--- TASK DESCRIPTION ---
Whenever a line contains the string "this", copy it out of the entries.

--- RECORDS SUPPLIED ---
= = = =

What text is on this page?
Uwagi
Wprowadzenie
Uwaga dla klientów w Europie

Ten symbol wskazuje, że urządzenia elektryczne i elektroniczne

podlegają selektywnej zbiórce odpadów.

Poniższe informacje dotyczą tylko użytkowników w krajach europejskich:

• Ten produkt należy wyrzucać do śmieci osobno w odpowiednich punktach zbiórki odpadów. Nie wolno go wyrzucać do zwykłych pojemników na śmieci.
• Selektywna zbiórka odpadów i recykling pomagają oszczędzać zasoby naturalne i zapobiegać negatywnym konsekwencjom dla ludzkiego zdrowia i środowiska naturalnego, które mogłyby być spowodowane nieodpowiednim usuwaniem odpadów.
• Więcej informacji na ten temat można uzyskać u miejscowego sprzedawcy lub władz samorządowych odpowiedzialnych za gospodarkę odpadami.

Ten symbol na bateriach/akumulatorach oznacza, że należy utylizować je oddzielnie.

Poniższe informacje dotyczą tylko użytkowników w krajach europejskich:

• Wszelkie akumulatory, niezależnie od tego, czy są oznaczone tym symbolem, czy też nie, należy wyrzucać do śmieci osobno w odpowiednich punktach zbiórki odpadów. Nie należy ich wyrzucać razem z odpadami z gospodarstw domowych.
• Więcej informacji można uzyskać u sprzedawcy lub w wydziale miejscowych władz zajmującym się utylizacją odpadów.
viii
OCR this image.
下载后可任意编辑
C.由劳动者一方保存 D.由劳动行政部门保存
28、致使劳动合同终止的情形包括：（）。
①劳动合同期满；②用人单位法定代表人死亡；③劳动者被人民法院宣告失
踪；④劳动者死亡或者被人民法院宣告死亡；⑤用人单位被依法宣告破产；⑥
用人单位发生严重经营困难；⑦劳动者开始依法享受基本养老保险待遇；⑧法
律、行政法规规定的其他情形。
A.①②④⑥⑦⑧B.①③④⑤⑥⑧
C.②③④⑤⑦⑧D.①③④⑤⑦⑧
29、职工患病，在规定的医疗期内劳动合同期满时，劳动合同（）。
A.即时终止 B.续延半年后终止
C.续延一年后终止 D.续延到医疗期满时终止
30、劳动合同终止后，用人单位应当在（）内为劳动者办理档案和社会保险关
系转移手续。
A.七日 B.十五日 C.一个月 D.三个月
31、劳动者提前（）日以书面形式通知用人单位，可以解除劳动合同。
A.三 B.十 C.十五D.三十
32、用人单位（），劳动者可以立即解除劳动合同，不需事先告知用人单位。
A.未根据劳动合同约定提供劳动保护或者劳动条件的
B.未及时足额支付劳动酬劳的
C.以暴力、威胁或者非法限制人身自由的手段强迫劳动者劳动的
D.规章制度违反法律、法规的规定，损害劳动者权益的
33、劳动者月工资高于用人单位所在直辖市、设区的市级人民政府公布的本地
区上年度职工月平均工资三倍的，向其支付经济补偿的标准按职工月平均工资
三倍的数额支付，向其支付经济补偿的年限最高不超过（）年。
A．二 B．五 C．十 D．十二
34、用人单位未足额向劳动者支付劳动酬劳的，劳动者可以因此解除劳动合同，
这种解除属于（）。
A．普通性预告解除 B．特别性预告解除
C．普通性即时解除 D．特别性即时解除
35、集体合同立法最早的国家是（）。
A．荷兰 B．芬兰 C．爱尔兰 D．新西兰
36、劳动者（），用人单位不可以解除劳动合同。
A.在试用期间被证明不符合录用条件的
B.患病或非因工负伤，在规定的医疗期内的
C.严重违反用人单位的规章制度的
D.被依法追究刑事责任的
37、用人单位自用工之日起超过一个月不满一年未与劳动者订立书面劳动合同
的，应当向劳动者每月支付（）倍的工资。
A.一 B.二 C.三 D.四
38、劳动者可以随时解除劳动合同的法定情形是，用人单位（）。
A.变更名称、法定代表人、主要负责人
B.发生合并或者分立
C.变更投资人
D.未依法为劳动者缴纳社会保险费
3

= = = =

--- ANSWER ---
What text is on this page?
OCR this image.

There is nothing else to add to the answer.